— EXERCISE —
Each entry that follows must be output without any deviation.

— SUPPLIED DATA —
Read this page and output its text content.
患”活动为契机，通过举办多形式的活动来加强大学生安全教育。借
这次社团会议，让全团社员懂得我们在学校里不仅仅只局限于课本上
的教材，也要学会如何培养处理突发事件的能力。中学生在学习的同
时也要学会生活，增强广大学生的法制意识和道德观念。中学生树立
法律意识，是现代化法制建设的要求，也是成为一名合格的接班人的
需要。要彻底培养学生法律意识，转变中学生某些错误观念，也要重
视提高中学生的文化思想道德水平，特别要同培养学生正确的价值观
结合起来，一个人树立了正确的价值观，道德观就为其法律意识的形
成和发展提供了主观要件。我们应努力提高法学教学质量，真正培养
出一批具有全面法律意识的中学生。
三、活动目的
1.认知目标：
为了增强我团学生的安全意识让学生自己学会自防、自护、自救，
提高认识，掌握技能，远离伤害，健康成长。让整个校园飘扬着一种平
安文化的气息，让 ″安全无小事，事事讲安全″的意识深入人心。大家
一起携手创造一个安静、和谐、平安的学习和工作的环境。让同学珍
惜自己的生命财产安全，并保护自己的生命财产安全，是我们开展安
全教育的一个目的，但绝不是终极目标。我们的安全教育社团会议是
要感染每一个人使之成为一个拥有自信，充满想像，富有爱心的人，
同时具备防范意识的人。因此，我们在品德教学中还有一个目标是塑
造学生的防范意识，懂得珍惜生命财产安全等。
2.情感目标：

— THE OUTPUT —
Read this page and output its text content.
患”活动为契机，通过举办多形式的活动来加强大学生安全教育。借
这次社团会议，让全团社员懂得我们在学校里不仅仅只局限于课本上
的教材，也要学会如何培养处理突发事件的能力。中学生在学习的同
时也要学会生活，增强广大学生的法制意识和道德观念。中学生树立
法律意识，是现代化法制建设的要求，也是成为一名合格的接班人的
需要。要彻底培养学生法律意识，转变中学生某些错误观念，也要重
视提高中学生的文化思想道德水平，特别要同培养学生正确的价值观
结合起来，一个人树立了正确的价值观，道德观就为其法律意识的形
成和发展提供了主观要件。我们应努力提高法学教学质量，真正培养
出一批具有全面法律意识的中学生。
三、活动目的
1.认知目标：
为了增强我团学生的安全意识让学生自己学会自防、自护、自救，
提高认识，掌握技能，远离伤害，健康成长。让整个校园飘扬着一种平
安文化的气息，让 ″安全无小事，事事讲安全″的意识深入人心。大家
一起携手创造一个安静、和谐、平安的学习和工作的环境。让同学珍
惜自己的生命财产安全，并保护自己的生命财产安全，是我们开展安
全教育的一个目的，但绝不是终极目标。我们的安全教育社团会议是
要感染每一个人使之成为一个拥有自信，充满想像，富有爱心的人，
同时具备防范意识的人。因此，我们在品德教学中还有一个目标是塑
造学生的防范意识，懂得珍惜生命财产安全等。
2.情感目标：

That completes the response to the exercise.